Exercise description: Find the word "России" in the records below. List each line containing it.

+++ Material provided +++

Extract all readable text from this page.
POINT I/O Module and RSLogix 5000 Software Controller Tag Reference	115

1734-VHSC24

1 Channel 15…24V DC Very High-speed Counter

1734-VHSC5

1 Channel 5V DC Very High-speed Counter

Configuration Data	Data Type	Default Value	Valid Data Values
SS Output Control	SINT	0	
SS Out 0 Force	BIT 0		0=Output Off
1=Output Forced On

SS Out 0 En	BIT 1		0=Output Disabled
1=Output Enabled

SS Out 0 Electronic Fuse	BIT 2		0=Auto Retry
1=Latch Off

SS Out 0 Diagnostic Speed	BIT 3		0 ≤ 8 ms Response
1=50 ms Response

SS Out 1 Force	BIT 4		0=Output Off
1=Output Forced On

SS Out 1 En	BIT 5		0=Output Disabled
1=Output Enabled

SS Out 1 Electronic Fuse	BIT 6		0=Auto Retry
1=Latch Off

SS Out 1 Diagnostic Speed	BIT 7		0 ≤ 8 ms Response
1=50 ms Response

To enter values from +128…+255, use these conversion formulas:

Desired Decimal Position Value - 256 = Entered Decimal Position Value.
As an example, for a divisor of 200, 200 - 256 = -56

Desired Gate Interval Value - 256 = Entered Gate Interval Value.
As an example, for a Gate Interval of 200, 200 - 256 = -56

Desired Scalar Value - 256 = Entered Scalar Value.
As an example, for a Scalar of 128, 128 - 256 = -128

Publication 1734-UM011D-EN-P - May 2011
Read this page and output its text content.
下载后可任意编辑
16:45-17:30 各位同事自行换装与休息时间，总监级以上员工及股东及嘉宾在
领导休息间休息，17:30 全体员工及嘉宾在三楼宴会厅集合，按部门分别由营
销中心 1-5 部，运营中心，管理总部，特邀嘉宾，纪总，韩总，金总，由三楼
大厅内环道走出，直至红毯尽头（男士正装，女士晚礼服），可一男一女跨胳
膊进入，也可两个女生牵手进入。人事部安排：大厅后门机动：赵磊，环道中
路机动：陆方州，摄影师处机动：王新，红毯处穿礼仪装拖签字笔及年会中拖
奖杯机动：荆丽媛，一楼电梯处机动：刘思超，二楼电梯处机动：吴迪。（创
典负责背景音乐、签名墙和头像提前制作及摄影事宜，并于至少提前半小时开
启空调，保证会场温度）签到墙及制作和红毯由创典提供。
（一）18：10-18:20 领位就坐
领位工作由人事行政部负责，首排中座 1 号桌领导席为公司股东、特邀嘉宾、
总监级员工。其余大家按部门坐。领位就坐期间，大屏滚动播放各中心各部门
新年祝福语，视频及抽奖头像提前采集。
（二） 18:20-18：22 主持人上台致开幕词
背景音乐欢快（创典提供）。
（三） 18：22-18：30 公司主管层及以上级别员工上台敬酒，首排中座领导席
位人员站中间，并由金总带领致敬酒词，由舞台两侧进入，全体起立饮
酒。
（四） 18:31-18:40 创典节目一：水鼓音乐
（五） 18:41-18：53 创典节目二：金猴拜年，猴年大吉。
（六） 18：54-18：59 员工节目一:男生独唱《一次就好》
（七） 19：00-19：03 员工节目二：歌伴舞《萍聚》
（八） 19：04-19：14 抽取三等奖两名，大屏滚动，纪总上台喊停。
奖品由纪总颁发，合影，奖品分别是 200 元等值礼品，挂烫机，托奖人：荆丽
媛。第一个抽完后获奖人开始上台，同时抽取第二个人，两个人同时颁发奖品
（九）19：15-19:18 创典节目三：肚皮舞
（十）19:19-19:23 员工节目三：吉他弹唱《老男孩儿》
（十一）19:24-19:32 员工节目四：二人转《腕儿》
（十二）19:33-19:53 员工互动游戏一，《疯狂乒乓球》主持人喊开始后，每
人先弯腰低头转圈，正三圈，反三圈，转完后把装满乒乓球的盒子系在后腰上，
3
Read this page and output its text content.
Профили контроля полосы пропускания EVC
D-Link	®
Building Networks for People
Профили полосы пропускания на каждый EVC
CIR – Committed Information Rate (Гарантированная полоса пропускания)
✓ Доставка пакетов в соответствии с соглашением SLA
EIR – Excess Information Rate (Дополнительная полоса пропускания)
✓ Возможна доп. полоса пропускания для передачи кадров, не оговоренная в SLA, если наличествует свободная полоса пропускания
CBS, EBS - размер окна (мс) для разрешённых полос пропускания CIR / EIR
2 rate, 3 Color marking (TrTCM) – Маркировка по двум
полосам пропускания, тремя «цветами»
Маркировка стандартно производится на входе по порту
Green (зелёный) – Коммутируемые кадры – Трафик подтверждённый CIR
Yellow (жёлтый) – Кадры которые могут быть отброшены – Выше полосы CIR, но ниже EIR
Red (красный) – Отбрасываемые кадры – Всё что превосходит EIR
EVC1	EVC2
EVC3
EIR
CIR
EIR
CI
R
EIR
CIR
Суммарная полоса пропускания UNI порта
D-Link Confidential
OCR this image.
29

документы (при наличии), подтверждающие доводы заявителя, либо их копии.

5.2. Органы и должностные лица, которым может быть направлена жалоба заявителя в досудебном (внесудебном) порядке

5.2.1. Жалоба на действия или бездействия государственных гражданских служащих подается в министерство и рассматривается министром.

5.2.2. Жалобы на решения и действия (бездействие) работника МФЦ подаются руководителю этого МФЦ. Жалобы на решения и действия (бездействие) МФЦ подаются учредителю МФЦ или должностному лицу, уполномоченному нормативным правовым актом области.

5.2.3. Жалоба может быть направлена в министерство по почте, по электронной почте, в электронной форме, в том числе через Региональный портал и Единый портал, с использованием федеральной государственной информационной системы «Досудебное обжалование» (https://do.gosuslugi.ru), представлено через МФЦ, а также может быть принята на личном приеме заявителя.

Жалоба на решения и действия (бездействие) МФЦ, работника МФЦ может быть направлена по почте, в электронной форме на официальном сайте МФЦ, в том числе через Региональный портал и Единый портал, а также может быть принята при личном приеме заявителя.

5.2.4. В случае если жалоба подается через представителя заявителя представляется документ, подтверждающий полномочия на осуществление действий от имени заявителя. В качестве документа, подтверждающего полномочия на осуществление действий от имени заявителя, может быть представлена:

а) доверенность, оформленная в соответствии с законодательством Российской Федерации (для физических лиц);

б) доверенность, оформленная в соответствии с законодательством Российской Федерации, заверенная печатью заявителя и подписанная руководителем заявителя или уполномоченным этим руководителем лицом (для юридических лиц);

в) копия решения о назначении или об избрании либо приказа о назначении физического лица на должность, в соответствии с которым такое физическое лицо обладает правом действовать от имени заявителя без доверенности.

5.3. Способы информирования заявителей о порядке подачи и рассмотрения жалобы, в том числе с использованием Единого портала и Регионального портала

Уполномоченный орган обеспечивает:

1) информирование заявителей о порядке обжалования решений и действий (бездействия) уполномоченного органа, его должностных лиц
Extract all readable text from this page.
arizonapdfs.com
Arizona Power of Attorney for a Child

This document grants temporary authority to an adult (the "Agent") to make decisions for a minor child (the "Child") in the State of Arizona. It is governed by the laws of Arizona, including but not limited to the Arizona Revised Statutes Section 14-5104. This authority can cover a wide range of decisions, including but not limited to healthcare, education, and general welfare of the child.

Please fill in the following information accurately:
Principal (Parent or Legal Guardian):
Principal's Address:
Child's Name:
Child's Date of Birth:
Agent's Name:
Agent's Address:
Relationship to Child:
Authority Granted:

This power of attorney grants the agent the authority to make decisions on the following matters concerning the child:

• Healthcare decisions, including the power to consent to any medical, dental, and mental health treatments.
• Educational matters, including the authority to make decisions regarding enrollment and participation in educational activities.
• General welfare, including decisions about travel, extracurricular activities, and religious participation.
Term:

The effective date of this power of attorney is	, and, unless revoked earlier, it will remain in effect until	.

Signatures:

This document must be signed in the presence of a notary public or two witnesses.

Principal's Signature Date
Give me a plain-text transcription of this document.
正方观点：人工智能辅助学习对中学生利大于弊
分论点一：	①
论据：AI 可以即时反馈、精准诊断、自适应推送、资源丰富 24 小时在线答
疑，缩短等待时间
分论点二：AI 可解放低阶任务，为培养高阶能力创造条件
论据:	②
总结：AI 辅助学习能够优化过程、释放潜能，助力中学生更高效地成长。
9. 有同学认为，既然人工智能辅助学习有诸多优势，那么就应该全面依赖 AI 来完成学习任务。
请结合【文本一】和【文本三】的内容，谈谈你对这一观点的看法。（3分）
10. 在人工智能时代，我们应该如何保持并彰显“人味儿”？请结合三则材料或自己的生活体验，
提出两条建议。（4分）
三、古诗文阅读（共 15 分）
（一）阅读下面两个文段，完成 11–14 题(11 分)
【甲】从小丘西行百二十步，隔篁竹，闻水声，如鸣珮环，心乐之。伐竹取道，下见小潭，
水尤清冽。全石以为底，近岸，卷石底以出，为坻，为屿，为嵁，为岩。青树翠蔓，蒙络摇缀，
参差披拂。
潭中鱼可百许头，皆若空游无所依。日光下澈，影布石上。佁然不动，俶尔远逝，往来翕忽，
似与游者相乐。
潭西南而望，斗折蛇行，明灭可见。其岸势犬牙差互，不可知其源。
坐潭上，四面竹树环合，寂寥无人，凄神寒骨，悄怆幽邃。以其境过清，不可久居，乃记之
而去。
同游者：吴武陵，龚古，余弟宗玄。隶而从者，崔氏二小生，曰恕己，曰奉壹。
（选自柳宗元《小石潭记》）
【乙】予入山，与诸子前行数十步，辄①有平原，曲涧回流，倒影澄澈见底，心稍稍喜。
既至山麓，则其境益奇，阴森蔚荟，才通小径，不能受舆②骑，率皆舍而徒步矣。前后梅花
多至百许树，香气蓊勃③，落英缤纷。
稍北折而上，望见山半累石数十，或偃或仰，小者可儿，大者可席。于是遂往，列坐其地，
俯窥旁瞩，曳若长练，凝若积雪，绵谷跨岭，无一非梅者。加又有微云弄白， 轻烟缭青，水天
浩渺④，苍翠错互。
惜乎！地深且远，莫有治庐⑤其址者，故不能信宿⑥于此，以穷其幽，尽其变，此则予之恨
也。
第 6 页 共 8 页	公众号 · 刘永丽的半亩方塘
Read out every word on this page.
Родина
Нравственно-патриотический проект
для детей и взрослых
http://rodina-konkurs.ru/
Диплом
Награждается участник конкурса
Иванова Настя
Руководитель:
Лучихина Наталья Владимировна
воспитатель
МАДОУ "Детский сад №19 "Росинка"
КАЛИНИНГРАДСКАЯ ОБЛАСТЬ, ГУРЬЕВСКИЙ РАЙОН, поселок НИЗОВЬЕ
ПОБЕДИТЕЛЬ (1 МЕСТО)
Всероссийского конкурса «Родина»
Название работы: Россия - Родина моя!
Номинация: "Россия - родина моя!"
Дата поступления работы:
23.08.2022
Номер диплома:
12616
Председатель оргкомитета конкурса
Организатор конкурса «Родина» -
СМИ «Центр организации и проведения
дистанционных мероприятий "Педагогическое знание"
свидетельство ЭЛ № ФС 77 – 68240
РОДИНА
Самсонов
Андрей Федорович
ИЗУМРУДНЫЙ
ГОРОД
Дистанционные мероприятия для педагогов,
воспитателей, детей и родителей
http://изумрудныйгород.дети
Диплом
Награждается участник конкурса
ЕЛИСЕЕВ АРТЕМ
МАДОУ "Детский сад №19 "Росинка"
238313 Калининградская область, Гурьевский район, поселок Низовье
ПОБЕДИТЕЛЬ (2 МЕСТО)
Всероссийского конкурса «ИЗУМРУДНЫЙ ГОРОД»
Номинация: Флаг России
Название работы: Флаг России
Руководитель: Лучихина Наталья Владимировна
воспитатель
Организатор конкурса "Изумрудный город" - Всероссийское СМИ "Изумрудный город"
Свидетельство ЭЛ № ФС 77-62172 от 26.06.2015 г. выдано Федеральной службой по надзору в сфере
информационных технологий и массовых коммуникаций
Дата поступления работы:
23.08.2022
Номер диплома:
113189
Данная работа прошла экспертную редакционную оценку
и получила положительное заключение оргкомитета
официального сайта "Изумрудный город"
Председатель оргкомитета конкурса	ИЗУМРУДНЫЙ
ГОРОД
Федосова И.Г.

+++

Response to the exercise:
Номинация: Флаг России
Название работы: Флаг России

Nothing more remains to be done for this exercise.